Problem: Keep the pictures out of the copy and print all the entries below exactly.

Data provided:
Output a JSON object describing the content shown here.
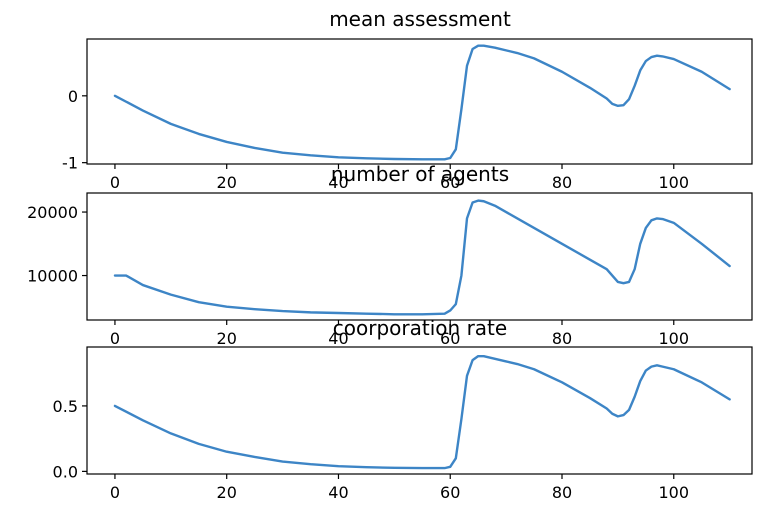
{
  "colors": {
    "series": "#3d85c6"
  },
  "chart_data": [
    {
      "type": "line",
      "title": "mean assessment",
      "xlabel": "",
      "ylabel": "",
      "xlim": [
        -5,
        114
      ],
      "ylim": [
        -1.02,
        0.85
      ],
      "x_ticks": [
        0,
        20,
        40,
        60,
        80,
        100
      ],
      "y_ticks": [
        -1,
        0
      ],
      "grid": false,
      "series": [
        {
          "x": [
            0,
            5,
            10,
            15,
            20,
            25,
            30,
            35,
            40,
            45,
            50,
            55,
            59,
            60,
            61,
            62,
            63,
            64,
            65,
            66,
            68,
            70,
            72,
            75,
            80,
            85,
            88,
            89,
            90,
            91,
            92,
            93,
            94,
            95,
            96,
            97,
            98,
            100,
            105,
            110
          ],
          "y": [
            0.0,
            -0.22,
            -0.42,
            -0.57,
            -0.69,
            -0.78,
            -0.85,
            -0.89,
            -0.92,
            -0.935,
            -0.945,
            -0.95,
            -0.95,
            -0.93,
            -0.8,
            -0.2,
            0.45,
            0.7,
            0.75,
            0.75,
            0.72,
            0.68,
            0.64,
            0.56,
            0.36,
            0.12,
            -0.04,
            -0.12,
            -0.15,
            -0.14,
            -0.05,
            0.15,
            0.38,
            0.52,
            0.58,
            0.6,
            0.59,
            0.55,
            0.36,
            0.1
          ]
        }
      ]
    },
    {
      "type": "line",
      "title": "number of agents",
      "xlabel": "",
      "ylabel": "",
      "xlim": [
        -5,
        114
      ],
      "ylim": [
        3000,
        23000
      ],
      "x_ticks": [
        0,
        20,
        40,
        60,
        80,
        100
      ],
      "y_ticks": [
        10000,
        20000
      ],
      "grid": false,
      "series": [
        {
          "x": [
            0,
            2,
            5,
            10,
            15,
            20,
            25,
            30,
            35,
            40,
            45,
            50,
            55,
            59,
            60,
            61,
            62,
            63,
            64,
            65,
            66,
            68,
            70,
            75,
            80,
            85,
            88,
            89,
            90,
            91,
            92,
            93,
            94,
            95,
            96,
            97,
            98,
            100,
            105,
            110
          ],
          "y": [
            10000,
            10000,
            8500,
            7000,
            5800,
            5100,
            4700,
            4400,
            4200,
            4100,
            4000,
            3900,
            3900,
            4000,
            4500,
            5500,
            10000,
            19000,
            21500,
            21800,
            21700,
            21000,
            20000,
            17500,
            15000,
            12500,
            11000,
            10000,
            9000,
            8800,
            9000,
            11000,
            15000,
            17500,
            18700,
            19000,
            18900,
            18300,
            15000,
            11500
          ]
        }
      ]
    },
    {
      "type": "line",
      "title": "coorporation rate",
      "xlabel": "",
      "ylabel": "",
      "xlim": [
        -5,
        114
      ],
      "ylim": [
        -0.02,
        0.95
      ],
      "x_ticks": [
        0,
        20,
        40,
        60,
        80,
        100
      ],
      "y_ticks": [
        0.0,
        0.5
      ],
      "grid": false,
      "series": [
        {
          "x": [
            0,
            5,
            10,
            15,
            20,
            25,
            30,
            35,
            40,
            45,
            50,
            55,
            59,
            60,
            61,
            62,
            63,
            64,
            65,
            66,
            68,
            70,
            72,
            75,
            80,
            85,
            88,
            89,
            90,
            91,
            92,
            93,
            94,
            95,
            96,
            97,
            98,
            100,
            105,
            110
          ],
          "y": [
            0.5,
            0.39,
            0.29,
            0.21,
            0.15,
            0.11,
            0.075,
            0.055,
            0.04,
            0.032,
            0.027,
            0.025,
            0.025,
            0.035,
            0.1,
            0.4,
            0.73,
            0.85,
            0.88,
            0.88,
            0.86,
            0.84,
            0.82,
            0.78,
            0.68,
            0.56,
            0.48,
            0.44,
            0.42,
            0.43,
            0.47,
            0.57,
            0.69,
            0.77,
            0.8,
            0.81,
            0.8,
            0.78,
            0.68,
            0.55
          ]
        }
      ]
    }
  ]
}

Solution to the problem:
Output a JSON object describing the content shown here.
{
  "colors": {
    "series": "#3d85c6"
  },
  "chart_data": [
    {
      "type": "line",
      "title": "mean assessment",
      "xlabel": "",
      "ylabel": "",
      "xlim": [
        -5,
        114
      ],
      "ylim": [
        -1.02,
        0.85
      ],
      "x_ticks": [
        0,
        20,
        40,
        60,
        80,
        100
      ],
      "y_ticks": [
        -1,
        0
      ],
      "grid": false,
      "series": [
        {
          "x": [
            0,
            5,
            10,
            15,
            20,
            25,
            30,
            35,
            40,
            45,
            50,
            55,
            59,
            60,
            61,
            62,
            63,
            64,
            65,
            66,
            68,
            70,
            72,
            75,
            80,
            85,
            88,
            89,
            90,
            91,
            92,
            93,
            94,
            95,
            96,
            97,
            98,
            100,
            105,
            110
          ],
          "y": [
            0.0,
            -0.22,
            -0.42,
            -0.57,
            -0.69,
            -0.78,
            -0.85,
            -0.89,
            -0.92,
            -0.935,
            -0.945,
            -0.95,
            -0.95,
            -0.93,
            -0.8,
            -0.2,
            0.45,
            0.7,
            0.75,
            0.75,
            0.72,
            0.68,
            0.64,
            0.56,
            0.36,
            0.12,
            -0.04,
            -0.12,
            -0.15,
            -0.14,
            -0.05,
            0.15,
            0.38,
            0.52,
            0.58,
            0.6,
            0.59,
            0.55,
            0.36,
            0.1
          ]
        }
      ]
    },
    {
      "type": "line",
      "title": "number of agents",
      "xlabel": "",
      "ylabel": "",
      "xlim": [
        -5,
        114
      ],
      "ylim": [
        3000,
        23000
      ],
      "x_ticks": [
        0,
        20,
        40,
        60,
        80,
        100
      ],
      "y_ticks": [
        10000,
        20000
      ],
      "grid": false,
      "series": [
        {
          "x": [
            0,
            2,
            5,
            10,
            15,
            20,
            25,
            30,
            35,
            40,
            45,
            50,
            55,
            59,
            60,
            61,
            62,
            63,
            64,
            65,
            66,
            68,
            70,
            75,
            80,
            85,
            88,
            89,
            90,
            91,
            92,
            93,
            94,
            95,
            96,
            97,
            98,
            100,
            105,
            110
          ],
          "y": [
            10000,
            10000,
            8500,
            7000,
            5800,
            5100,
            4700,
            4400,
            4200,
            4100,
            4000,
            3900,
            3900,
            4000,
            4500,
            5500,
            10000,
            19000,
            21500,
            21800,
            21700,
            21000,
            20000,
            17500,
            15000,
            12500,
            11000,
            10000,
            9000,
            8800,
            9000,
            11000,
            15000,
            17500,
            18700,
            19000,
            18900,
            18300,
            15000,
            11500
          ]
        }
      ]
    },
    {
      "type": "line",
      "title": "coorporation rate",
      "xlabel": "",
      "ylabel": "",
      "xlim": [
        -5,
        114
      ],
      "ylim": [
        -0.02,
        0.95
      ],
      "x_ticks": [
        0,
        20,
        40,
        60,
        80,
        100
      ],
      "y_ticks": [
        0.0,
        0.5
      ],
      "grid": false,
      "series": [
        {
          "x": [
            0,
            5,
            10,
            15,
            20,
            25,
            30,
            35,
            40,
            45,
            50,
            55,
            59,
            60,
            61,
            62,
            63,
            64,
            65,
            66,
            68,
            70,
            72,
            75,
            80,
            85,
            88,
            89,
            90,
            91,
            92,
            93,
            94,
            95,
            96,
            97,
            98,
            100,
            105,
            110
          ],
          "y": [
            0.5,
            0.39,
            0.29,
            0.21,
            0.15,
            0.11,
            0.075,
            0.055,
            0.04,
            0.032,
            0.027,
            0.025,
            0.025,
            0.035,
            0.1,
            0.4,
            0.73,
            0.85,
            0.88,
            0.88,
            0.86,
            0.84,
            0.82,
            0.78,
            0.68,
            0.56,
            0.48,
            0.44,
            0.42,
            0.43,
            0.47,
            0.57,
            0.69,
            0.77,
            0.8,
            0.81,
            0.8,
            0.78,
            0.68,
            0.55
          ]
        }
      ]
    }
  ]
}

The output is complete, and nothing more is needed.